__To be done__
Output the data exactly, with every line intact.

┄┄┄┄┄┄

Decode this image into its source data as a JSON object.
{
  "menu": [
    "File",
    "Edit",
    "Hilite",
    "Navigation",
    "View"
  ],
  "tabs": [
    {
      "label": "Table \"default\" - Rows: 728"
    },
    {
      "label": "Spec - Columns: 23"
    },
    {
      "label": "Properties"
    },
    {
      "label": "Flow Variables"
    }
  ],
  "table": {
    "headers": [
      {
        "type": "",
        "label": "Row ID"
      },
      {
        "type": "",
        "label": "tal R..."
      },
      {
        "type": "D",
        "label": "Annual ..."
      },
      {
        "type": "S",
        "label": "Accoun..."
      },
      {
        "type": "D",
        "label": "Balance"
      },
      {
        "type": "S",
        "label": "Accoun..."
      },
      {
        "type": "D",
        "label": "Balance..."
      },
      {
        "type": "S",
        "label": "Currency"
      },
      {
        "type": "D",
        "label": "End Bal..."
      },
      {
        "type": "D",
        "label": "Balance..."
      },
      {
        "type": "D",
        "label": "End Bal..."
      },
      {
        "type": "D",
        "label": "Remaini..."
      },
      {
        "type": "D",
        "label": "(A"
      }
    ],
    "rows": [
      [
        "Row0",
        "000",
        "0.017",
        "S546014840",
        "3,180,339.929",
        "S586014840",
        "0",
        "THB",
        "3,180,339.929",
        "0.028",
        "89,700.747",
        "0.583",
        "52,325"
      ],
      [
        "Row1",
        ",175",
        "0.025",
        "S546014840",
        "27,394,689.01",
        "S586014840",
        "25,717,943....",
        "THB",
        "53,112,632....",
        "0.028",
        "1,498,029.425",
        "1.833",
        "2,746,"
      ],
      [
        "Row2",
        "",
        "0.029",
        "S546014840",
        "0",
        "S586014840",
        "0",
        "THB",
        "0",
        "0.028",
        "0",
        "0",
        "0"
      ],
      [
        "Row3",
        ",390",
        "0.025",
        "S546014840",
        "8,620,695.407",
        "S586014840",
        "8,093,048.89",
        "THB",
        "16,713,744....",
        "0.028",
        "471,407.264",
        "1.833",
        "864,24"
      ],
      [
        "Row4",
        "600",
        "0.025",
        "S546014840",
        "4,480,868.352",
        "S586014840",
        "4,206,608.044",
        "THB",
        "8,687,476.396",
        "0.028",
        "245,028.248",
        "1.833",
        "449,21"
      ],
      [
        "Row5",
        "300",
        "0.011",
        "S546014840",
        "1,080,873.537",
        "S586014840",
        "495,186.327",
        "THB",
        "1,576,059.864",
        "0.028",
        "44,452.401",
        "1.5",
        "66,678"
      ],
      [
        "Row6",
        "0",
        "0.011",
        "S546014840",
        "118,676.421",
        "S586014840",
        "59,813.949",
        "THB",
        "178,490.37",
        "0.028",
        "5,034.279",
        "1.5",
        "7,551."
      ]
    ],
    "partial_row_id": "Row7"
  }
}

┄┄┄┄┄┄

__Solution to the exercise__
Decode this image into its source data as a JSON object.
{
  "menu": [
    "File",
    "Edit",
    "Hilite",
    "Navigation",
    "View"
  ],
  "tabs": [
    {
      "label": "Table \"default\" - Rows: 728"
    },
    {
      "label": "Spec - Columns: 23"
    },
    {
      "label": "Properties"
    },
    {
      "label": "Flow Variables"
    }
  ],
  "table": {
    "headers": [
      {
        "type": "",
        "label": "Row ID"
      },
      {
        "type": "",
        "label": "tal R..."
      },
      {
        "type": "D",
        "label": "Annual ..."
      },
      {
        "type": "S",
        "label": "Accoun..."
      },
      {
        "type": "D",
        "label": "Balance"
      },
      {
        "type": "S",
        "label": "Accoun..."
      },
      {
        "type": "D",
        "label": "Balance..."
      },
      {
        "type": "S",
        "label": "Currency"
      },
      {
        "type": "D",
        "label": "End Bal..."
      },
      {
        "type": "D",
        "label": "Balance..."
      },
      {
        "type": "D",
        "label": "End Bal..."
      },
      {
        "type": "D",
        "label": "Remaini..."
      },
      {
        "type": "D",
        "label": "(A"
      }
    ],
    "rows": [
      [
        "Row0",
        "000",
        "0.017",
        "S546014840",
        "3,180,339.929",
        "S586014840",
        "0",
        "THB",
        "3,180,339.929",
        "0.028",
        "89,700.747",
        "0.583",
        "52,325"
      ],
      [
        "Row1",
        ",175",
        "0.025",
        "S546014840",
        "27,394,689.01",
        "S586014840",
        "25,717,943....",
        "THB",
        "53,112,632....",
        "0.028",
        "1,498,029.425",
        "1.833",
        "2,746,"
      ],
      [
        "Row2",
        "",
        "0.029",
        "S546014840",
        "0",
        "S586014840",
        "0",
        "THB",
        "0",
        "0.028",
        "0",
        "0",
        "0"
      ],
      [
        "Row3",
        ",390",
        "0.025",
        "S546014840",
        "8,620,695.407",
        "S586014840",
        "8,093,048.89",
        "THB",
        "16,713,744....",
        "0.028",
        "471,407.264",
        "1.833",
        "864,24"
      ],
      [
        "Row4",
        "600",
        "0.025",
        "S546014840",
        "4,480,868.352",
        "S586014840",
        "4,206,608.044",
        "THB",
        "8,687,476.396",
        "0.028",
        "245,028.248",
        "1.833",
        "449,21"
      ],
      [
        "Row5",
        "300",
        "0.011",
        "S546014840",
        "1,080,873.537",
        "S586014840",
        "495,186.327",
        "THB",
        "1,576,059.864",
        "0.028",
        "44,452.401",
        "1.5",
        "66,678"
      ],
      [
        "Row6",
        "0",
        "0.011",
        "S546014840",
        "118,676.421",
        "S586014840",
        "59,813.949",
        "THB",
        "178,490.37",
        "0.028",
        "5,034.279",
        "1.5",
        "7,551."
      ]
    ],
    "partial_row_id": "Row7"
  }
}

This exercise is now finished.